Work instructions: Using the listing below, select the lines with the word "Pakistan" and copy them.

_____

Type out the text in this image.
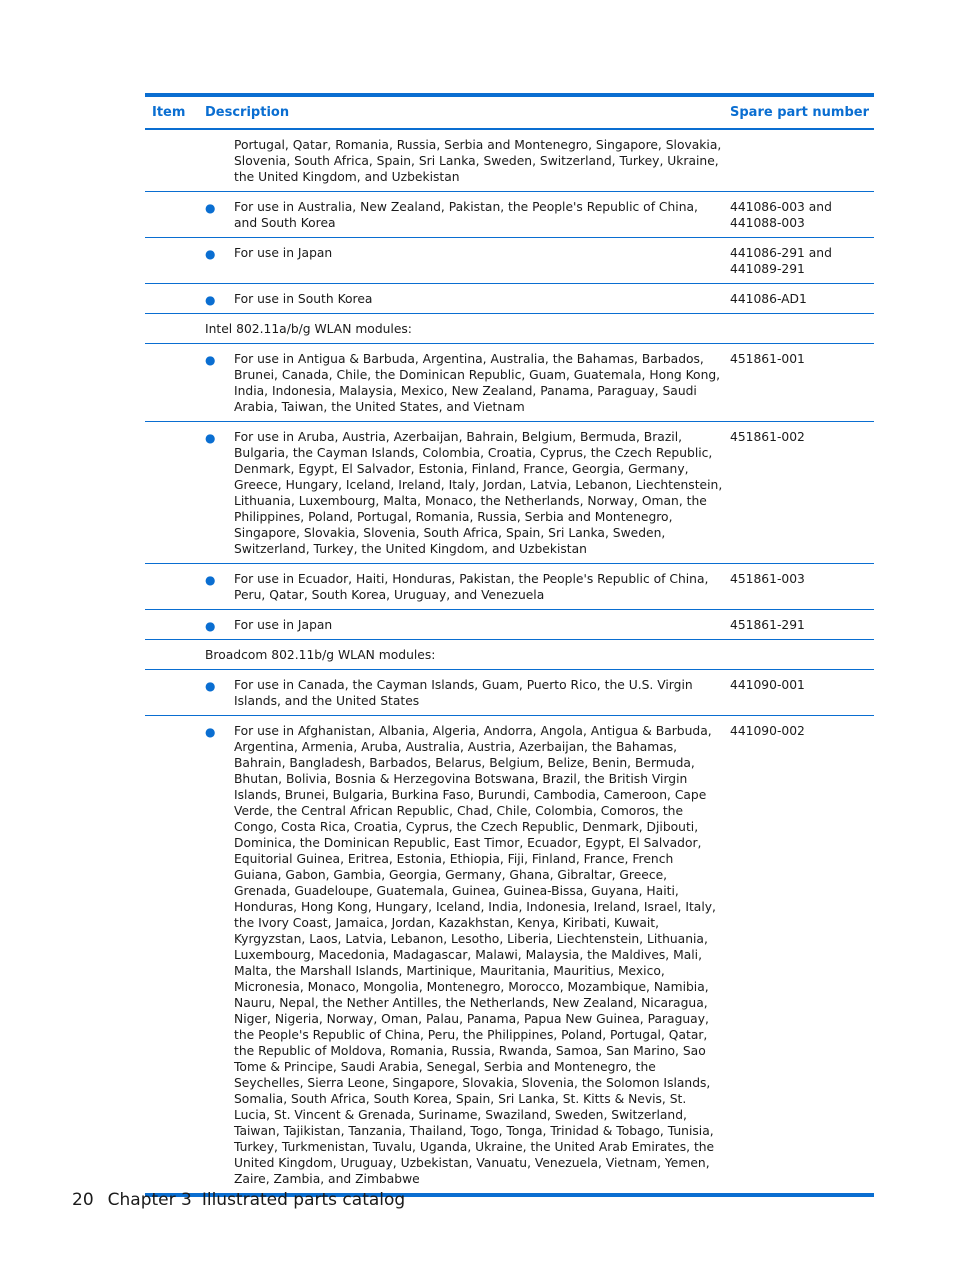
Item	Description	Spare part number
	Portugal, Qatar, Romania, Russia, Serbia and Montenegro, Singapore, Slovakia, Slovenia, South Africa, Spain, Sri Lanka, Sweden, Switzerland, Turkey, Ukraine, the United Kingdom, and Uzbekistan	

	● For use in Australia, New Zealand, Pakistan, the People's Republic of China, and South Korea	441086-003 and 441088-003

	● For use in Japan	441086-291 and 441089-291

	● For use in South Korea	441086-AD1
	Intel 802.11a/b/g WLAN modules:	

	● For use in Antigua & Barbuda, Argentina, Australia, the Bahamas, Barbados, Brunei, Canada, Chile, the Dominican Republic, Guam, Guatemala, Hong Kong, India, Indonesia, Malaysia, Mexico, New Zealand, Panama, Paraguay, Saudi Arabia, Taiwan, the United States, and Vietnam	451861-001

	● For use in Aruba, Austria, Azerbaijan, Bahrain, Belgium, Bermuda, Brazil, Bulgaria, the Cayman Islands, Colombia, Croatia, Cyprus, the Czech Republic, Denmark, Egypt, El Salvador, Estonia, Finland, France, Georgia, Germany, Greece, Hungary, Iceland, Ireland, Italy, Jordan, Latvia, Lebanon, Liechtenstein, Lithuania, Luxembourg, Malta, Monaco, the Netherlands, Norway, Oman, the Philippines, Poland, Portugal, Romania, Russia, Serbia and Montenegro, Singapore, Slovakia, Slovenia, South Africa, Spain, Sri Lanka, Sweden, Switzerland, Turkey, the United Kingdom, and Uzbekistan	451861-002

	● For use in Ecuador, Haiti, Honduras, Pakistan, the People's Republic of China, Peru, Qatar, South Korea, Uruguay, and Venezuela	451861-003

	● For use in Japan	451861-291
	Broadcom 802.11b/g WLAN modules:	

	● For use in Canada, the Cayman Islands, Guam, Puerto Rico, the U.S. Virgin Islands, and the United States	441090-001

	● For use in Afghanistan, Albania, Algeria, Andorra, Angola, Antigua & Barbuda, Argentina, Armenia, Aruba, Australia, Austria, Azerbaijan, the Bahamas, Bahrain, Bangladesh, Barbados, Belarus, Belgium, Belize, Benin, Bermuda, Bhutan, Bolivia, Bosnia & Herzegovina Botswana, Brazil, the British Virgin Islands, Brunei, Bulgaria, Burkina Faso, Burundi, Cambodia, Cameroon, Cape Verde, the Central African Republic, Chad, Chile, Colombia, Comoros, the Congo, Costa Rica, Croatia, Cyprus, the Czech Republic, Denmark, Djibouti, Dominica, the Dominican Republic, East Timor, Ecuador, Egypt, El Salvador, Equitorial Guinea, Eritrea, Estonia, Ethiopia, Fiji, Finland, France, French Guiana, Gabon, Gambia, Georgia, Germany, Ghana, Gibraltar, Greece, Grenada, Guadeloupe, Guatemala, Guinea, Guinea-Bissa, Guyana, Haiti, Honduras, Hong Kong, Hungary, Iceland, India, Indonesia, Ireland, Israel, Italy, the Ivory Coast, Jamaica, Jordan, Kazakhstan, Kenya, Kiribati, Kuwait, Kyrgyzstan, Laos, Latvia, Lebanon, Lesotho, Liberia, Liechtenstein, Lithuania, Luxembourg, Macedonia, Madagascar, Malawi, Malaysia, the Maldives, Mali, Malta, the Marshall Islands, Martinique, Mauritania, Mauritius, Mexico, Micronesia, Monaco, Mongolia, Montenegro, Morocco, Mozambique, Namibia, Nauru, Nepal, the Nether Antilles, the Netherlands, New Zealand, Nicaragua, Niger, Nigeria, Norway, Oman, Palau, Panama, Papua New Guinea, Paraguay, the People's Republic of China, Peru, the Philippines, Poland, Portugal, Qatar, the Republic of Moldova, Romania, Russia, Rwanda, Samoa, San Marino, Sao Tome & Principe, Saudi Arabia, Senegal, Serbia and Montenegro, the Seychelles, Sierra Leone, Singapore, Slovakia, Slovenia, the Solomon Islands, Somalia, South Africa, South Korea, Spain, Sri Lanka, St. Kitts & Nevis, St. Lucia, St. Vincent & Grenada, Suriname, Swaziland, Sweden, Switzerland, Taiwan, Tajikistan, Tanzania, Thailand, Togo, Tonga, Trinidad & Tobago, Tunisia, Turkey, Turkmenistan, Tuvalu, Uganda, Ukraine, the United Arab Emirates, the United Kingdom, Uruguay, Uzbekistan, Vanuatu, Venezuela, Vietnam, Yemen, Zaire, Zambia, and Zimbabwe	441090-002
20 Chapter 3 Illustrated parts catalog
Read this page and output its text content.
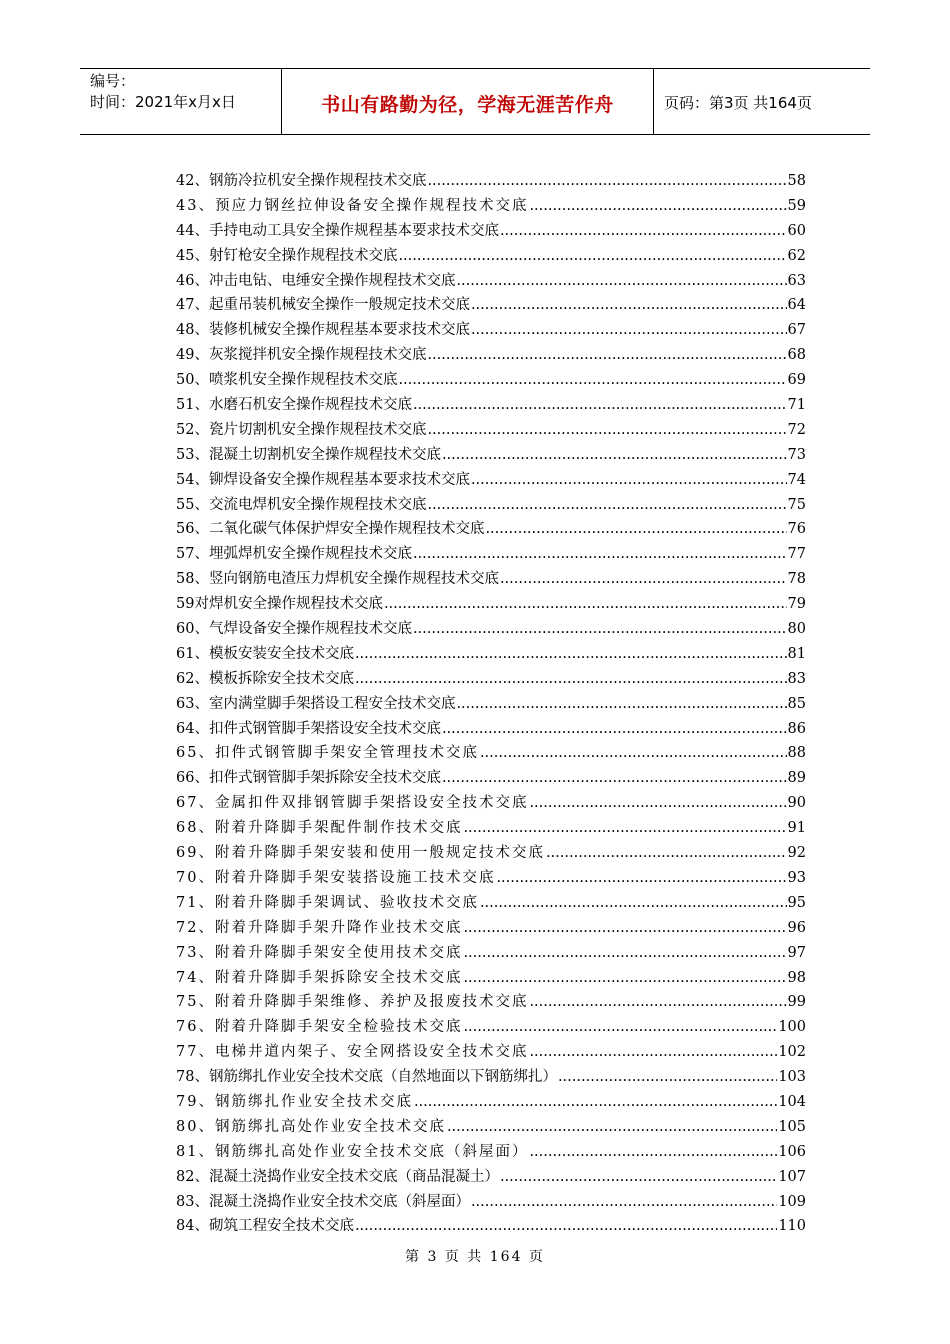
编号：
时间：2021年x月x日	书山有路勤为径，学海无涯苦作舟	页码：第3页 共164页
42、钢筋冷拉机安全操作规程技术交底 .....	58
43、预应力钢丝拉伸设备安全操作规程技术交底 .....	59
44、手持电动工具安全操作规程基本要求技术交底 .....	60
45、射钉枪安全操作规程技术交底 .....	62
46、冲击电钻、电缍安全操作规程技术交底 .....	63
47、起重吊装机械安全操作一般规定技术交底 .....	64
48、装修机械安全操作规程基本要求技术交底 .....	67
49、灰浆搅拌机安全操作规程技术交底 .....	68
50、喷浆机安全操作规程技术交底 .....	69
51、水磨石机安全操作规程技术交底 .....	71
52、瓷片切割机安全操作规程技术交底 .....	72
53、混凝土切割机安全操作规程技术交底 .....	73
54、铆焊设备安全操作规程基本要求技术交底 .....	74
55、交流电焊机安全操作规程技术交底 .....	75
56、二氧化碳气体保护焊安全操作规程技术交底 .....	76
57、埋弧焊机安全操作规程技术交底 .....	77
58、竖向钢筋电渣压力焊机安全操作规程技术交底 .....	78
59对焊机安全操作规程技术交底 .....	79
60、气焊设备安全操作规程技术交底 .....	80
61、模板安装安全技术交底 .....	81
62、模板拆除安全技术交底 .....	83
63、室内满堂脚手架搭设工程安全技术交底 .....	85
64、扣件式钢管脚手架搭设安全技术交底 .....	86
65、扣件式钢管脚手架安全管理技术交底 .....	88
66、扣件式钢管脚手架拆除安全技术交底 .....	89
67、金属扣件双排钢管脚手架搭设安全技术交底 .....	90
68、附着升降脚手架配件制作技术交底 .....	91
69、附着升降脚手架安装和使用一般规定技术交底 .....	92
70、附着升降脚手架安装搭设施工技术交底 .....	93
71、附着升降脚手架调试、验收技术交底 .....	95
72、附着升降脚手架升降作业技术交底 .....	96
73、附着升降脚手架安全使用技术交底 .....	97
74、附着升降脚手架拆除安全技术交底 .....	98
75、附着升降脚手架维修、养护及报废技术交底 .....	99
76、附着升降脚手架安全检验技术交底 .....	100
77、电梯井道内架子、安全网搭设安全技术交底 .....	102
78、钢筋绑扎作业安全技术交底（自然地面以下钢筋绑扎） .....	103
79、钢筋绑扎作业安全技术交底 .....	104
80、钢筋绑扎高处作业安全技术交底 .....	105
81、钢筋绑扎高处作业安全技术交底（斜屋面） .....	106
82、混凝土浇捣作业安全技术交底（商品混凝土） .....	107
83、混凝土浇捣作业安全技术交底（斜屋面） .....	109
84、砌筑工程安全技术交底 .....	110
第 3 页 共 164 页
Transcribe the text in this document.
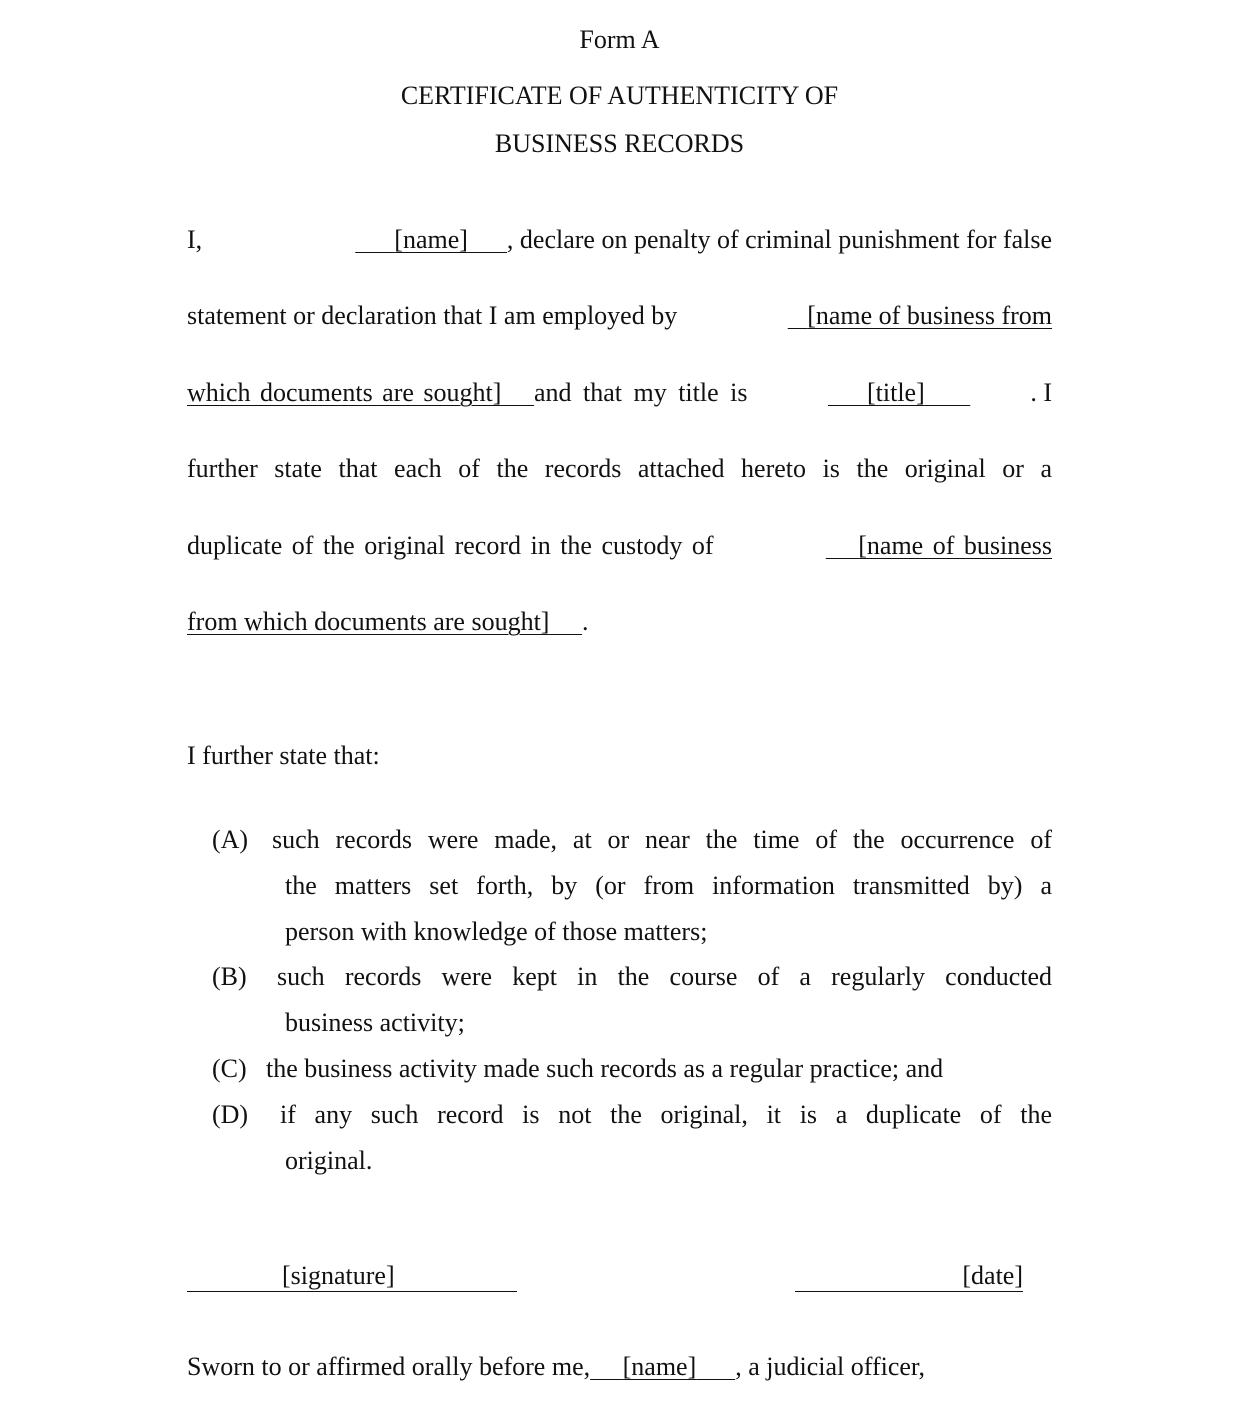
Form A
CERTIFICATE OF AUTHENTICITY OF
BUSINESS RECORDS
I,	[name] , declare on penalty of criminal punishment for false
statement or declaration that I am employed by	[name of business from
which documents are sought] and that my title is	[title]	. I
further state that each of the records attached hereto is the original or a
duplicate of the original record in the custody of	[name of business
from which documents are sought] .
I further state that:
(A) such records were made, at or near the time of the occurrence of
the matters set forth, by (or from information transmitted by) a
person with knowledge of those matters;
(B) such records were kept in the course of a regularly conducted
business activity;
(C) the business activity made such records as a regular practice; and
(D) if any such record is not the original, it is a duplicate of the
original.
[signature]	[date]
Sworn to or affirmed orally before me, [name] , a judicial officer,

_____

Result of the exercise:
	● For use in Australia, New Zealand, Pakistan, the People's Republic of China, and South Korea	441086-003 and 441088-003
	● For use in Ecuador, Haiti, Honduras, Pakistan, the People's Republic of China, Peru, Qatar, South Korea, Uruguay, and Venezuela	451861-003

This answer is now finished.